▶ DATA FOR THIS TASK:
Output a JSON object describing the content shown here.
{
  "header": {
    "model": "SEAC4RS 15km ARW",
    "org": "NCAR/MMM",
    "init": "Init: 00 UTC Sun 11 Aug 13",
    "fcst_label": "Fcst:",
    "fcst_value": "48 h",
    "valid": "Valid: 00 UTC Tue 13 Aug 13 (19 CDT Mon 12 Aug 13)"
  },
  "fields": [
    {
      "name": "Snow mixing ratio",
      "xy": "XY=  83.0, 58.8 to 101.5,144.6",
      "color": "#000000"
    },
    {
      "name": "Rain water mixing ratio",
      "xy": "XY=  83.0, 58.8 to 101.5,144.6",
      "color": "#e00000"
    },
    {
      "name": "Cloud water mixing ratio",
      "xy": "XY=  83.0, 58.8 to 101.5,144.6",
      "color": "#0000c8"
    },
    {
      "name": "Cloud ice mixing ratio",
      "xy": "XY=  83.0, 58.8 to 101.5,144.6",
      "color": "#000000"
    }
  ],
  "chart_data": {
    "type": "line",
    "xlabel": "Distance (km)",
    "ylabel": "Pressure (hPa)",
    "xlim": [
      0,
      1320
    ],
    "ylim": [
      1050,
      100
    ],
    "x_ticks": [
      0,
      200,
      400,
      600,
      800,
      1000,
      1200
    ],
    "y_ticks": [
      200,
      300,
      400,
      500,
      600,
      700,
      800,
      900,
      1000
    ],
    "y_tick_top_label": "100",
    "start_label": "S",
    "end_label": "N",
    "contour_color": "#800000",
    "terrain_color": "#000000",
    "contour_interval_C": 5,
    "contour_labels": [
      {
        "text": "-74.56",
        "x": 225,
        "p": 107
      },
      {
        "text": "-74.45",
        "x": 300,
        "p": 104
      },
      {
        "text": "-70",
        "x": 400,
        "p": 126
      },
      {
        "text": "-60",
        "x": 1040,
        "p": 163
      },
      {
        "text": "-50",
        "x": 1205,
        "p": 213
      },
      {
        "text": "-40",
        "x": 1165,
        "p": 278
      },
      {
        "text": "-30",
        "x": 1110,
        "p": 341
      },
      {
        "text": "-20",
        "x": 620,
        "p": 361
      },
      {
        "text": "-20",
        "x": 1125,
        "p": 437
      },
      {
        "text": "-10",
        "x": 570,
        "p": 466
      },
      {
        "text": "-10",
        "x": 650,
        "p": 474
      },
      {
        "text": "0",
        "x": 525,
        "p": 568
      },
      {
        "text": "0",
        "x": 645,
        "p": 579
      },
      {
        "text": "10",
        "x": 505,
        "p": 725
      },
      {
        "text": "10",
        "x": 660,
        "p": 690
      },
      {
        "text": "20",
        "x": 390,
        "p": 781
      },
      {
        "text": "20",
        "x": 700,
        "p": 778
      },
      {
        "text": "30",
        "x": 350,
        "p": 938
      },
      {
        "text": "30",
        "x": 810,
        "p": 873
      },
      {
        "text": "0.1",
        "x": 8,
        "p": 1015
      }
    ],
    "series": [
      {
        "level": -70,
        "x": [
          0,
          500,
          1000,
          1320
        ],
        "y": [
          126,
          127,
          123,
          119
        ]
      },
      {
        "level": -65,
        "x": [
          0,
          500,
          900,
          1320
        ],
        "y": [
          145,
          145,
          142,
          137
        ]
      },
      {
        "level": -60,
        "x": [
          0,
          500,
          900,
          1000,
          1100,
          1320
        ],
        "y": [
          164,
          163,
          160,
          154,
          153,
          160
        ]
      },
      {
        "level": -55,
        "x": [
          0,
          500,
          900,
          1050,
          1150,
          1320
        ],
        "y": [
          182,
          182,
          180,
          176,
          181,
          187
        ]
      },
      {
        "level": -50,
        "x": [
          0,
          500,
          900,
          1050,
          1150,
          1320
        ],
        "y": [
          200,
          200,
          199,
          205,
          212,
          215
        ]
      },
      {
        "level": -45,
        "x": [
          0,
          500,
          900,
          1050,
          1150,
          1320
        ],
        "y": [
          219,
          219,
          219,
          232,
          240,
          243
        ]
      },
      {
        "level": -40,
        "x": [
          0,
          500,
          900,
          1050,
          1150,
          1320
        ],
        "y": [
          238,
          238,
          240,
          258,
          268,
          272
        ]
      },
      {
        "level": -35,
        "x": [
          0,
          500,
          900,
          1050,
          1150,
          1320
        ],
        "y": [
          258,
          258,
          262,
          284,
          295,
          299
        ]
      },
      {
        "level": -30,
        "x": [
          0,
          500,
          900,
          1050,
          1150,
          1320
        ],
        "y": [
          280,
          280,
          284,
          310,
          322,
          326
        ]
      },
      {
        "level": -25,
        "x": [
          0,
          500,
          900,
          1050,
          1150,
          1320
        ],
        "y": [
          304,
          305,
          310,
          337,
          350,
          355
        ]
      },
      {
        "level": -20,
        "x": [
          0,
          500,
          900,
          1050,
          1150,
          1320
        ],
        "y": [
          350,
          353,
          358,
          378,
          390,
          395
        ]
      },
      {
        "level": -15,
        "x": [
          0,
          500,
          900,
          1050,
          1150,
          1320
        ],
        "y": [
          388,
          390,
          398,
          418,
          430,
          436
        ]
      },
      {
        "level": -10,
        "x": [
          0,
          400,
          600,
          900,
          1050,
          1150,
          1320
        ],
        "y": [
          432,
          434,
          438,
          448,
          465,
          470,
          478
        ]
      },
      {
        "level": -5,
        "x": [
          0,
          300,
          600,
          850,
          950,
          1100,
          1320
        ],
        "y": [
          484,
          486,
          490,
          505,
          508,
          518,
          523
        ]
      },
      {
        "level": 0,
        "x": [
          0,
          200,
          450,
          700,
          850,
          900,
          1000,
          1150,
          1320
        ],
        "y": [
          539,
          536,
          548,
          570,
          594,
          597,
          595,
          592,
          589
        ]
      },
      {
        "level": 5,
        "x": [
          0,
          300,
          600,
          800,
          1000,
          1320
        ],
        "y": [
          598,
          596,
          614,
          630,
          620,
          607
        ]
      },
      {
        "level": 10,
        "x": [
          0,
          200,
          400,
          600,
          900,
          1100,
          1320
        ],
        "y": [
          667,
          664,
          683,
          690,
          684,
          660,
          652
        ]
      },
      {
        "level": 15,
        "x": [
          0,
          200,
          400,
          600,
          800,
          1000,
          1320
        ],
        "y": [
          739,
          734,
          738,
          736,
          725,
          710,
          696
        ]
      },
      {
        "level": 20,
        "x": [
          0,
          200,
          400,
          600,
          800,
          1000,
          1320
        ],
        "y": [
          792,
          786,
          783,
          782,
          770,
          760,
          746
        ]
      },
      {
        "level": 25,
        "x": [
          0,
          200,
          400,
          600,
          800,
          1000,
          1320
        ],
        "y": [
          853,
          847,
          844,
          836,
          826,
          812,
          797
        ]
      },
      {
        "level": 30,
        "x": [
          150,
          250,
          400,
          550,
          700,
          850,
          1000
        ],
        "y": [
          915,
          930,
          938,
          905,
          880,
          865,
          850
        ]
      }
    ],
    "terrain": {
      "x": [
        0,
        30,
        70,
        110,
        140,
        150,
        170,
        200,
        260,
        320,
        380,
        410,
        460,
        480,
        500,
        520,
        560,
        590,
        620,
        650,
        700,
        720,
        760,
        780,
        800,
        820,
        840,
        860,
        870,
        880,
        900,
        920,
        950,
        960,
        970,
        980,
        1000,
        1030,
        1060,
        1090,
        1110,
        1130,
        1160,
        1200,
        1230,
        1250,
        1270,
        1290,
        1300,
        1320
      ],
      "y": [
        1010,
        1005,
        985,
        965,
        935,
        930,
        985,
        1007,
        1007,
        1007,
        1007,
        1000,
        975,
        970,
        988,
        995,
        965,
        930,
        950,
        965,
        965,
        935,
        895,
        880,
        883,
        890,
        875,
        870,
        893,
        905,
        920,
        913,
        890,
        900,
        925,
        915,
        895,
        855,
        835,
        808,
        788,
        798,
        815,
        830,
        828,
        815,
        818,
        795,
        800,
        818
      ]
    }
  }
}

▶ TASK INSTRUCTIONS: Look through the records and gather every line containing "name".

▶ WRITTEN RESPONSE:
      "name": "Snow mixing ratio",
      "name": "Rain water mixing ratio",
      "name": "Cloud water mixing ratio",
      "name": "Cloud ice mixing ratio",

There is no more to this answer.